::: RECORD EXTRACTS
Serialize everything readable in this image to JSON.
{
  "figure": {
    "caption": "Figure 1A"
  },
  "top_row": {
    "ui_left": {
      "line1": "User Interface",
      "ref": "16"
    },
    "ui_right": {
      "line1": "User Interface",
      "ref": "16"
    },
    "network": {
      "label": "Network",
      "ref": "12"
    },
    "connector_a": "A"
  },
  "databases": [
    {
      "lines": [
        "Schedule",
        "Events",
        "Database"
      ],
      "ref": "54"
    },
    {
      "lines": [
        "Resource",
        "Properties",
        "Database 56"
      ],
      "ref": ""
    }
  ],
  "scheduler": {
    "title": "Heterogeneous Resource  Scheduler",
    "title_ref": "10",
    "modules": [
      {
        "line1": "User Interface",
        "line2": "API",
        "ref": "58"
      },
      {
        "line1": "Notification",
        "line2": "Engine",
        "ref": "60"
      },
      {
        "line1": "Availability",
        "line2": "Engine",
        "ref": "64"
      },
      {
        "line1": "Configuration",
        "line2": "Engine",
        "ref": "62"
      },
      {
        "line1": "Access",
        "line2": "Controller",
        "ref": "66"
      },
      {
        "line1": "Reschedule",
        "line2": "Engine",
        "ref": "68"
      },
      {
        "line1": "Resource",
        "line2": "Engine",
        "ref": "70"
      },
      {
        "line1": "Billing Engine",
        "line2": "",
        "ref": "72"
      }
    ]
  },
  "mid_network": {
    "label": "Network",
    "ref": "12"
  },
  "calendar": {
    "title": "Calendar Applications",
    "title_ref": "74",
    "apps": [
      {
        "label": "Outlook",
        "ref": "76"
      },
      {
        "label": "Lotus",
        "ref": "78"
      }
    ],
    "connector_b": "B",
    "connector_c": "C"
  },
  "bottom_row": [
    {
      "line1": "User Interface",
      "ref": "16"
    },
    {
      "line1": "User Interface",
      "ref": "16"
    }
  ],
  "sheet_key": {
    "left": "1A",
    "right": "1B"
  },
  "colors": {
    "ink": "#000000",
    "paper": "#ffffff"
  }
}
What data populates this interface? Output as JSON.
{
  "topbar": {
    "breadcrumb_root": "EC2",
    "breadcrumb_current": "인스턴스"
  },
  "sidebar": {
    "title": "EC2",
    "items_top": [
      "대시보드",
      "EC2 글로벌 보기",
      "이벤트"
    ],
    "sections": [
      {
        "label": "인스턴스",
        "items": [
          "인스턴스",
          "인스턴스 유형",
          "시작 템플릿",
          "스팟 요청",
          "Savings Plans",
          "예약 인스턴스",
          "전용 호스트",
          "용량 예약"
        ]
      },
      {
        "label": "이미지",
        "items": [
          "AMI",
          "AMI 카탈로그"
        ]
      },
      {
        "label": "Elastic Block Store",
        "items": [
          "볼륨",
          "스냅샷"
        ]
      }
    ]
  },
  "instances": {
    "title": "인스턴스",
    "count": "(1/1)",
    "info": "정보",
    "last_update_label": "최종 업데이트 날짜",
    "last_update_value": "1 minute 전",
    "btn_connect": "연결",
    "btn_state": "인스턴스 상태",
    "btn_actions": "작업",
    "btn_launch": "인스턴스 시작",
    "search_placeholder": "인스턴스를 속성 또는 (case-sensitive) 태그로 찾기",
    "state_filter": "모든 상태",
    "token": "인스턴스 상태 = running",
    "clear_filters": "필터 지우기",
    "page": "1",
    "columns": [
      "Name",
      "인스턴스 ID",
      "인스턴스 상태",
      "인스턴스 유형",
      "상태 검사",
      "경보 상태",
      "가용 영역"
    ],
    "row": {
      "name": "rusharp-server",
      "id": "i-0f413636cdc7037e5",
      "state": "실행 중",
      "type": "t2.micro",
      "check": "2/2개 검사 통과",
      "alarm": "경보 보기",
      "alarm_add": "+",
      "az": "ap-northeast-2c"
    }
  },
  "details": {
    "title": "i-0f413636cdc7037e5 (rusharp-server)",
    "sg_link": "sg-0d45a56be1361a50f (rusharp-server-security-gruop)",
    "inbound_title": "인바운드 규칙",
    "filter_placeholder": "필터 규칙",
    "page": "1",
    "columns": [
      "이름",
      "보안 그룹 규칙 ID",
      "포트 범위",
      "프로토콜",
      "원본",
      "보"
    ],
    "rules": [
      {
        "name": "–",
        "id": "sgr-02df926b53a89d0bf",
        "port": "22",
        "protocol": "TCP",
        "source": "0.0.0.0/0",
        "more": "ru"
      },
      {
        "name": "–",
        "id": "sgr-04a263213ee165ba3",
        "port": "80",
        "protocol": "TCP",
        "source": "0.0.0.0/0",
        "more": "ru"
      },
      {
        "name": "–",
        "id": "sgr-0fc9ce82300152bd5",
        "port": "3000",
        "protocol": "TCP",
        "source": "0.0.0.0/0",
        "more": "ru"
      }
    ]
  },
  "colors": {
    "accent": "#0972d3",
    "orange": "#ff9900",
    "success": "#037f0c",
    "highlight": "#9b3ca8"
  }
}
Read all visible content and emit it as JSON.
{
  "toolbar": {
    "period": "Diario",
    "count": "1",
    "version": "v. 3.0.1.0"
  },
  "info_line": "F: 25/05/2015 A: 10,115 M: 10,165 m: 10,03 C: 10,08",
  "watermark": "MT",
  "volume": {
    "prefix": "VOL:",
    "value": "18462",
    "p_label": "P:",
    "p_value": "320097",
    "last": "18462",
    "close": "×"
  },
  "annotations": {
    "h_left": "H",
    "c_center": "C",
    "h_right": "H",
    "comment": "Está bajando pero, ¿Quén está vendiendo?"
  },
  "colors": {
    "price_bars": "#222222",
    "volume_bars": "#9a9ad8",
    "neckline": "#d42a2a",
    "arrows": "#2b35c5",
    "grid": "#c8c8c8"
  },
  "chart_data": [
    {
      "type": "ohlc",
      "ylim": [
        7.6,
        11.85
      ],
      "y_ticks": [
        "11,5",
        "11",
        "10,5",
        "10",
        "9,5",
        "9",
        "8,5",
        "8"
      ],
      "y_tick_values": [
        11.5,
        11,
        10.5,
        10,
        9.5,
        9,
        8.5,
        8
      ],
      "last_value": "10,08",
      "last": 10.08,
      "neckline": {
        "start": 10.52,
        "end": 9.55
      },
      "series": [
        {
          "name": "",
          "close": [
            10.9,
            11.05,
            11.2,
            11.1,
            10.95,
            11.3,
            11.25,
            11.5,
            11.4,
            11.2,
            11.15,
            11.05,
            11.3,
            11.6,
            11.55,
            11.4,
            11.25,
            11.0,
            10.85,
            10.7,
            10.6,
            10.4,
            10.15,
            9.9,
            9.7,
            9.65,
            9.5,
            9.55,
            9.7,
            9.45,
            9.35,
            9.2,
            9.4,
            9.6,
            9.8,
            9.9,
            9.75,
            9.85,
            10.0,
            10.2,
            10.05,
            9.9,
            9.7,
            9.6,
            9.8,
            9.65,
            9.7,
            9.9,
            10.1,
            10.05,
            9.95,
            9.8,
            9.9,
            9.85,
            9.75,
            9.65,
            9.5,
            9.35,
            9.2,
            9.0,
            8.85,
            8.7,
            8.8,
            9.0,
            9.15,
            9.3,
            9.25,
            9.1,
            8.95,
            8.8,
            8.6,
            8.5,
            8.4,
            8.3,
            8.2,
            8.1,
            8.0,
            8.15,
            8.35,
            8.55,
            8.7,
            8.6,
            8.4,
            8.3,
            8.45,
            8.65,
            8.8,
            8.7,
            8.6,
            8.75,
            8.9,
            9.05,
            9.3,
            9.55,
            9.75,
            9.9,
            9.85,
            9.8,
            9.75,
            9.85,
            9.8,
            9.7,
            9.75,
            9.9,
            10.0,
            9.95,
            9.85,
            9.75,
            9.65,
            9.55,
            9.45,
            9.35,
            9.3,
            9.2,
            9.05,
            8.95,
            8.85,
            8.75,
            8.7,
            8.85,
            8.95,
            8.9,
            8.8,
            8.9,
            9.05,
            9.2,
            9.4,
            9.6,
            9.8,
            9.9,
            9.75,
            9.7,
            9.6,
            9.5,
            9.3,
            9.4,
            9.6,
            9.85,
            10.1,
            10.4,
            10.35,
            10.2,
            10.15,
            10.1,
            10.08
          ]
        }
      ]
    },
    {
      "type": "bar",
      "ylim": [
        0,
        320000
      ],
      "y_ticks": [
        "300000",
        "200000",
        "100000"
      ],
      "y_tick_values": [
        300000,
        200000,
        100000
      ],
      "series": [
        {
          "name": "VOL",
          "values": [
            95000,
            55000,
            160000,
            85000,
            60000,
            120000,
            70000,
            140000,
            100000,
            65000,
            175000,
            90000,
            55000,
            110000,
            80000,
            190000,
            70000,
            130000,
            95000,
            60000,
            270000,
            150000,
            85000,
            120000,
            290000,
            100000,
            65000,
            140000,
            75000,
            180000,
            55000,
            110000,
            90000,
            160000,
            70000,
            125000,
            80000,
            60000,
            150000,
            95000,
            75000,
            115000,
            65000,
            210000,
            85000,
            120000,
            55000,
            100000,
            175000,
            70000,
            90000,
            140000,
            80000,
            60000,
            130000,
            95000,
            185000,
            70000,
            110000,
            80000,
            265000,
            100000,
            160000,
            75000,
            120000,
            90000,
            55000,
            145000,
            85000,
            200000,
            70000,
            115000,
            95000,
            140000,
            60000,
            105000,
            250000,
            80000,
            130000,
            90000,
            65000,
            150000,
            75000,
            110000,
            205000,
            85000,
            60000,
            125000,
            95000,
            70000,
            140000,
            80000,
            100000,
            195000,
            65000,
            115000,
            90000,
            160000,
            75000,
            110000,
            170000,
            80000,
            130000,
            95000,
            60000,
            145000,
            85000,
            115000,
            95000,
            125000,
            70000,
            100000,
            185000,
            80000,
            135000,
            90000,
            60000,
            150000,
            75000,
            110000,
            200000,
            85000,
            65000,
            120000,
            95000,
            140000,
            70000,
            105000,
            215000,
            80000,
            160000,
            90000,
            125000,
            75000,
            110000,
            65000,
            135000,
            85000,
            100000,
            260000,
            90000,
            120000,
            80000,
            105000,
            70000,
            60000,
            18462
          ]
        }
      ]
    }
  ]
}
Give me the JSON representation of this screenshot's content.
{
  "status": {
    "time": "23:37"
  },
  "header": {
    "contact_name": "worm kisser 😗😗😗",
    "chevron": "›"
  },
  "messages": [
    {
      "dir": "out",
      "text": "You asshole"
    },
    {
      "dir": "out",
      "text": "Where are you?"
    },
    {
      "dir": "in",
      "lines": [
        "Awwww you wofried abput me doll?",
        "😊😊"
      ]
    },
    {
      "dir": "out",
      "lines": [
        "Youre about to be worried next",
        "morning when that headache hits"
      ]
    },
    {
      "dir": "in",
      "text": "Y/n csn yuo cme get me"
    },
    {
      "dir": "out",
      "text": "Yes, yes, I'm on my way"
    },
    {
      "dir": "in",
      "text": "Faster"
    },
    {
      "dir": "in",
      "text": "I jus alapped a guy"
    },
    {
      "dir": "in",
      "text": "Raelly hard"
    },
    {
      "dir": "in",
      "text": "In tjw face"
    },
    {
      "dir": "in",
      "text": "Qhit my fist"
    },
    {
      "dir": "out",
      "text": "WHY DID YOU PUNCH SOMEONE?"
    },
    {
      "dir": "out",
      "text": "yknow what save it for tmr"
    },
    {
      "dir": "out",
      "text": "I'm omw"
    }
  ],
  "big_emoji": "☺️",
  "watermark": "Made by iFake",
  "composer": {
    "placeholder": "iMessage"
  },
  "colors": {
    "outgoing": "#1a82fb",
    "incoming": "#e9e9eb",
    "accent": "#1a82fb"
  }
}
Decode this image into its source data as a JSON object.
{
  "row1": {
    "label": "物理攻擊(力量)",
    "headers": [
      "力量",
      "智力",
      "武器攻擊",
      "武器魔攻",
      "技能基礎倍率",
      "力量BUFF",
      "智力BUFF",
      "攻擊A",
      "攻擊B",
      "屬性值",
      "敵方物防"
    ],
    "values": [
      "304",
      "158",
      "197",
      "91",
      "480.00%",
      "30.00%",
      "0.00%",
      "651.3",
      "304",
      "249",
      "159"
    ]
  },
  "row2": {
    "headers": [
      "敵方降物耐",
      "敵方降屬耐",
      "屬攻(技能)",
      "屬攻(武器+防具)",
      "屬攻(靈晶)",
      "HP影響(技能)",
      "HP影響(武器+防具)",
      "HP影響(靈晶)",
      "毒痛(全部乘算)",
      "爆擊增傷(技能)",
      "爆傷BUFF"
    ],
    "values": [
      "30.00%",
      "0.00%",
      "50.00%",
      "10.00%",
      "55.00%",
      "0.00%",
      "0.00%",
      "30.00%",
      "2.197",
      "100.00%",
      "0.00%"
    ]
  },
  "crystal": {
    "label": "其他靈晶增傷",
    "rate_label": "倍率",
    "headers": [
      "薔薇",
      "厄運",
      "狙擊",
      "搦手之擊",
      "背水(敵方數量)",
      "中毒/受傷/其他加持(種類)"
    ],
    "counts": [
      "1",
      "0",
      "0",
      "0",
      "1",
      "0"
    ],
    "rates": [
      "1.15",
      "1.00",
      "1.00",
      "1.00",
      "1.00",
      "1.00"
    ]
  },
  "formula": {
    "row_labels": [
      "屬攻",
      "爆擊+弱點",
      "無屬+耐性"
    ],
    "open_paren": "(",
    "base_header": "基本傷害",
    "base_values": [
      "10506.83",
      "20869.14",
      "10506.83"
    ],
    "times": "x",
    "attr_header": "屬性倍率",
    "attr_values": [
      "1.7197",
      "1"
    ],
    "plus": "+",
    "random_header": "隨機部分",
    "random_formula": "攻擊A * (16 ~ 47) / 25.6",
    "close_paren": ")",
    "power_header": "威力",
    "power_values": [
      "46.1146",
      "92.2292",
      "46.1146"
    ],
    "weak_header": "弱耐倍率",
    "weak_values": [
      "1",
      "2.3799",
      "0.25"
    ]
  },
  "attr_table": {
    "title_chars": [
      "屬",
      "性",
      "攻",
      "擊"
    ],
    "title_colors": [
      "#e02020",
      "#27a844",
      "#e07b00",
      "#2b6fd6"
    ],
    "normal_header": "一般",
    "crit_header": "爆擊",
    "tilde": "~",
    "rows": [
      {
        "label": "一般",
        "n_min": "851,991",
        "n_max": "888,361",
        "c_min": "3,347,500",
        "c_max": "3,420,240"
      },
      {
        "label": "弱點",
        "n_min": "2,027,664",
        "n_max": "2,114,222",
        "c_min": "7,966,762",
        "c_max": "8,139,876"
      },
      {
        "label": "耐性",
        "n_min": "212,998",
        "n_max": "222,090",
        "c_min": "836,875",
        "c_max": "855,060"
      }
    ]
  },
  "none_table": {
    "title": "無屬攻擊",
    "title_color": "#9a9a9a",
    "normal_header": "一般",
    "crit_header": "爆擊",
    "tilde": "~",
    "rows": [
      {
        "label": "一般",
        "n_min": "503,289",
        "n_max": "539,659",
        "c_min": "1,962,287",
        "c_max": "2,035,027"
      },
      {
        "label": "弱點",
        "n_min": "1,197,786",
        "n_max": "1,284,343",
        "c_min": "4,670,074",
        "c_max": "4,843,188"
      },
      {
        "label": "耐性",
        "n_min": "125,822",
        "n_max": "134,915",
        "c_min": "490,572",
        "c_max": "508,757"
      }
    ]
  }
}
::::::
## WRITTEN EXERCISE:
Using the listing above, pick out each line that contains the word "text", then copy it.

## COMPLETE OUTPUT:
      "text": "You asshole"
      "text": "Where are you?"
      "text": "Y/n csn yuo cme get me"
      "text": "Yes, yes, I'm on my way"
      "text": "Faster"
      "text": "I jus alapped a guy"
      "text": "Raelly hard"
      "text": "In tjw face"
      "text": "Qhit my fist"
      "text": "WHY DID YOU PUNCH SOMEONE?"
      "text": "yknow what save it for tmr"
      "text": "I'm omw"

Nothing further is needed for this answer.